• [What to work on] Write out, precisely and in full, each line of the material.

• [Records shown]
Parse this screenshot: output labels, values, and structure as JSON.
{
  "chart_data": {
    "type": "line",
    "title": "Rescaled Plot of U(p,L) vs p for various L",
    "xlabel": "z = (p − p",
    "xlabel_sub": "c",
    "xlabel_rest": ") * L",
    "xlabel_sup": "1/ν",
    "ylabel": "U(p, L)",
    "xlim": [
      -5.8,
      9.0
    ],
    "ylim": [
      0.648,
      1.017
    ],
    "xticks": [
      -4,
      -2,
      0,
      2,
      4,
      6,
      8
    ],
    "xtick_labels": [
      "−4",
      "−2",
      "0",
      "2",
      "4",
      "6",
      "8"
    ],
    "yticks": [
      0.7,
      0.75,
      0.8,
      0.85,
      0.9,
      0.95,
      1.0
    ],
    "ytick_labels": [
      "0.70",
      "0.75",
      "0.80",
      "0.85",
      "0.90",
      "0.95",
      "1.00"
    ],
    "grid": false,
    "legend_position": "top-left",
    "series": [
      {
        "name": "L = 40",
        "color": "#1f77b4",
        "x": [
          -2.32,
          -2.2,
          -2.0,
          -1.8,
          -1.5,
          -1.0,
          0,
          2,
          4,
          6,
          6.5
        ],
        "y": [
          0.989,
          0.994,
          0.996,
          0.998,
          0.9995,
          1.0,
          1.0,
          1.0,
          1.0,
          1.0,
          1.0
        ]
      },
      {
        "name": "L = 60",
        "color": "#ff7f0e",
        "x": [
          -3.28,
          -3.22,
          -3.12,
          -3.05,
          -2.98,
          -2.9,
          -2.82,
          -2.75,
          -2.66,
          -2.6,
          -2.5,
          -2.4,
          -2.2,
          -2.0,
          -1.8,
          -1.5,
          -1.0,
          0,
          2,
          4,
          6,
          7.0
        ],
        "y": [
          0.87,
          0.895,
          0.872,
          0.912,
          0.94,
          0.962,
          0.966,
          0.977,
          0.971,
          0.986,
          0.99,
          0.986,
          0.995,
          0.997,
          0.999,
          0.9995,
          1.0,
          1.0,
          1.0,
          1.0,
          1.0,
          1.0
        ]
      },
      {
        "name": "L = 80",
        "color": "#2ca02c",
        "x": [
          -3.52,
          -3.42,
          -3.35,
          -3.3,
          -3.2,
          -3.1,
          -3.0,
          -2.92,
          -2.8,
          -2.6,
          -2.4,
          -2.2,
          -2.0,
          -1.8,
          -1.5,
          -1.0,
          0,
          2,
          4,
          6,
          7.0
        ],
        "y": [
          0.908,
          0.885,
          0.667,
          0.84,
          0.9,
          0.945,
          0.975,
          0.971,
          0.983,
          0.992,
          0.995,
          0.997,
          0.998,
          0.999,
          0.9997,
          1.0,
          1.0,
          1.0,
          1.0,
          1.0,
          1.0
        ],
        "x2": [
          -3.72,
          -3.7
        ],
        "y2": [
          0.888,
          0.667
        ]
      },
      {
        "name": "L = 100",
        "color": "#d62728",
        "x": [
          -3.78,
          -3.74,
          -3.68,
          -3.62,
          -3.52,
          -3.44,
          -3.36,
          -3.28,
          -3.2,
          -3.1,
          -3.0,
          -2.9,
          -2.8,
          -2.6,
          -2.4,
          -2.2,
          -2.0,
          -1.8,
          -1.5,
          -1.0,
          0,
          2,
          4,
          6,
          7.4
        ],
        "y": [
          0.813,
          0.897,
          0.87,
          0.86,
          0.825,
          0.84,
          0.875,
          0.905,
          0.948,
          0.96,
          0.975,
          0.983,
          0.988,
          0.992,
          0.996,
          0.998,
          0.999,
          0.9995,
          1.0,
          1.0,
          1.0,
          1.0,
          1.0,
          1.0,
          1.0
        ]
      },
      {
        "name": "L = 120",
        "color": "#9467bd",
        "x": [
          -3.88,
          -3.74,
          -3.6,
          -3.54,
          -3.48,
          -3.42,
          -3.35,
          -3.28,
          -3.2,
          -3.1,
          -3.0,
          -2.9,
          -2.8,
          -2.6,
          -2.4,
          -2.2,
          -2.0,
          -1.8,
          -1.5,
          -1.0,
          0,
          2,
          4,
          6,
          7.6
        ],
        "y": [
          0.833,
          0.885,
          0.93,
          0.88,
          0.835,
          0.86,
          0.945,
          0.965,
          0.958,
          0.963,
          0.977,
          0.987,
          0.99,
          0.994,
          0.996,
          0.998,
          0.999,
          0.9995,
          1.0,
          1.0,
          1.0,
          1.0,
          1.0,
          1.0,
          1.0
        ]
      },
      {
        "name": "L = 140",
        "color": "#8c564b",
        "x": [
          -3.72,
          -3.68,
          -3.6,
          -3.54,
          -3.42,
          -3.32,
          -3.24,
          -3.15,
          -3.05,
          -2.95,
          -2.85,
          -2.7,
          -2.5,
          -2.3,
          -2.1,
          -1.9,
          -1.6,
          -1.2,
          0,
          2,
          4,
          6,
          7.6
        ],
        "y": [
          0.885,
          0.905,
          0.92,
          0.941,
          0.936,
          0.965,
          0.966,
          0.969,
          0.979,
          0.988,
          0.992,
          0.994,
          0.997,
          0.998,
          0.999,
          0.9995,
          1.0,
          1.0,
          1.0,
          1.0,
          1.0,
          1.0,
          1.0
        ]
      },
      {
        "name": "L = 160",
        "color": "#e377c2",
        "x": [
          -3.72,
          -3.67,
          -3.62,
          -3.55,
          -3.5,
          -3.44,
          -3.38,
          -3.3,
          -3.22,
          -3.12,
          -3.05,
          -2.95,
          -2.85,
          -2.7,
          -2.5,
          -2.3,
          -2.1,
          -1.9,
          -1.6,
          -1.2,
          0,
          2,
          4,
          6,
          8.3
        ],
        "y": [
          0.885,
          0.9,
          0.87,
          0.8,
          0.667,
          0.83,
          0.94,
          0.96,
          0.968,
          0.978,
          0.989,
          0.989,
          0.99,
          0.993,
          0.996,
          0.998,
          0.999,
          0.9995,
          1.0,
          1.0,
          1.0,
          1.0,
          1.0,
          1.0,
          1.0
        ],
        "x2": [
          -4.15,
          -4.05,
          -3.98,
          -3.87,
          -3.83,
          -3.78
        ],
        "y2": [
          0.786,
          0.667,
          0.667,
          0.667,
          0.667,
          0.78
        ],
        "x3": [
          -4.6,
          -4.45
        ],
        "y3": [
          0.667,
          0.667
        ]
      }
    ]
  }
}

• [Complete output]
Parse this screenshot: output labels, values, and structure as JSON.
{
  "chart_data": {
    "type": "line",
    "title": "Rescaled Plot of U(p,L) vs p for various L",
    "xlabel": "z = (p − p",
    "xlabel_sub": "c",
    "xlabel_rest": ") * L",
    "xlabel_sup": "1/ν",
    "ylabel": "U(p, L)",
    "xlim": [
      -5.8,
      9.0
    ],
    "ylim": [
      0.648,
      1.017
    ],
    "xticks": [
      -4,
      -2,
      0,
      2,
      4,
      6,
      8
    ],
    "xtick_labels": [
      "−4",
      "−2",
      "0",
      "2",
      "4",
      "6",
      "8"
    ],
    "yticks": [
      0.7,
      0.75,
      0.8,
      0.85,
      0.9,
      0.95,
      1.0
    ],
    "ytick_labels": [
      "0.70",
      "0.75",
      "0.80",
      "0.85",
      "0.90",
      "0.95",
      "1.00"
    ],
    "grid": false,
    "legend_position": "top-left",
    "series": [
      {
        "name": "L = 40",
        "color": "#1f77b4",
        "x": [
          -2.32,
          -2.2,
          -2.0,
          -1.8,
          -1.5,
          -1.0,
          0,
          2,
          4,
          6,
          6.5
        ],
        "y": [
          0.989,
          0.994,
          0.996,
          0.998,
          0.9995,
          1.0,
          1.0,
          1.0,
          1.0,
          1.0,
          1.0
        ]
      },
      {
        "name": "L = 60",
        "color": "#ff7f0e",
        "x": [
          -3.28,
          -3.22,
          -3.12,
          -3.05,
          -2.98,
          -2.9,
          -2.82,
          -2.75,
          -2.66,
          -2.6,
          -2.5,
          -2.4,
          -2.2,
          -2.0,
          -1.8,
          -1.5,
          -1.0,
          0,
          2,
          4,
          6,
          7.0
        ],
        "y": [
          0.87,
          0.895,
          0.872,
          0.912,
          0.94,
          0.962,
          0.966,
          0.977,
          0.971,
          0.986,
          0.99,
          0.986,
          0.995,
          0.997,
          0.999,
          0.9995,
          1.0,
          1.0,
          1.0,
          1.0,
          1.0,
          1.0
        ]
      },
      {
        "name": "L = 80",
        "color": "#2ca02c",
        "x": [
          -3.52,
          -3.42,
          -3.35,
          -3.3,
          -3.2,
          -3.1,
          -3.0,
          -2.92,
          -2.8,
          -2.6,
          -2.4,
          -2.2,
          -2.0,
          -1.8,
          -1.5,
          -1.0,
          0,
          2,
          4,
          6,
          7.0
        ],
        "y": [
          0.908,
          0.885,
          0.667,
          0.84,
          0.9,
          0.945,
          0.975,
          0.971,
          0.983,
          0.992,
          0.995,
          0.997,
          0.998,
          0.999,
          0.9997,
          1.0,
          1.0,
          1.0,
          1.0,
          1.0,
          1.0
        ],
        "x2": [
          -3.72,
          -3.7
        ],
        "y2": [
          0.888,
          0.667
        ]
      },
      {
        "name": "L = 100",
        "color": "#d62728",
        "x": [
          -3.78,
          -3.74,
          -3.68,
          -3.62,
          -3.52,
          -3.44,
          -3.36,
          -3.28,
          -3.2,
          -3.1,
          -3.0,
          -2.9,
          -2.8,
          -2.6,
          -2.4,
          -2.2,
          -2.0,
          -1.8,
          -1.5,
          -1.0,
          0,
          2,
          4,
          6,
          7.4
        ],
        "y": [
          0.813,
          0.897,
          0.87,
          0.86,
          0.825,
          0.84,
          0.875,
          0.905,
          0.948,
          0.96,
          0.975,
          0.983,
          0.988,
          0.992,
          0.996,
          0.998,
          0.999,
          0.9995,
          1.0,
          1.0,
          1.0,
          1.0,
          1.0,
          1.0,
          1.0
        ]
      },
      {
        "name": "L = 120",
        "color": "#9467bd",
        "x": [
          -3.88,
          -3.74,
          -3.6,
          -3.54,
          -3.48,
          -3.42,
          -3.35,
          -3.28,
          -3.2,
          -3.1,
          -3.0,
          -2.9,
          -2.8,
          -2.6,
          -2.4,
          -2.2,
          -2.0,
          -1.8,
          -1.5,
          -1.0,
          0,
          2,
          4,
          6,
          7.6
        ],
        "y": [
          0.833,
          0.885,
          0.93,
          0.88,
          0.835,
          0.86,
          0.945,
          0.965,
          0.958,
          0.963,
          0.977,
          0.987,
          0.99,
          0.994,
          0.996,
          0.998,
          0.999,
          0.9995,
          1.0,
          1.0,
          1.0,
          1.0,
          1.0,
          1.0,
          1.0
        ]
      },
      {
        "name": "L = 140",
        "color": "#8c564b",
        "x": [
          -3.72,
          -3.68,
          -3.6,
          -3.54,
          -3.42,
          -3.32,
          -3.24,
          -3.15,
          -3.05,
          -2.95,
          -2.85,
          -2.7,
          -2.5,
          -2.3,
          -2.1,
          -1.9,
          -1.6,
          -1.2,
          0,
          2,
          4,
          6,
          7.6
        ],
        "y": [
          0.885,
          0.905,
          0.92,
          0.941,
          0.936,
          0.965,
          0.966,
          0.969,
          0.979,
          0.988,
          0.992,
          0.994,
          0.997,
          0.998,
          0.999,
          0.9995,
          1.0,
          1.0,
          1.0,
          1.0,
          1.0,
          1.0,
          1.0
        ]
      },
      {
        "name": "L = 160",
        "color": "#e377c2",
        "x": [
          -3.72,
          -3.67,
          -3.62,
          -3.55,
          -3.5,
          -3.44,
          -3.38,
          -3.3,
          -3.22,
          -3.12,
          -3.05,
          -2.95,
          -2.85,
          -2.7,
          -2.5,
          -2.3,
          -2.1,
          -1.9,
          -1.6,
          -1.2,
          0,
          2,
          4,
          6,
          8.3
        ],
        "y": [
          0.885,
          0.9,
          0.87,
          0.8,
          0.667,
          0.83,
          0.94,
          0.96,
          0.968,
          0.978,
          0.989,
          0.989,
          0.99,
          0.993,
          0.996,
          0.998,
          0.999,
          0.9995,
          1.0,
          1.0,
          1.0,
          1.0,
          1.0,
          1.0,
          1.0
        ],
        "x2": [
          -4.15,
          -4.05,
          -3.98,
          -3.87,
          -3.83,
          -3.78
        ],
        "y2": [
          0.786,
          0.667,
          0.667,
          0.667,
          0.667,
          0.78
        ],
        "x3": [
          -4.6,
          -4.45
        ],
        "y3": [
          0.667,
          0.667
        ]
      }
    ]
  }
}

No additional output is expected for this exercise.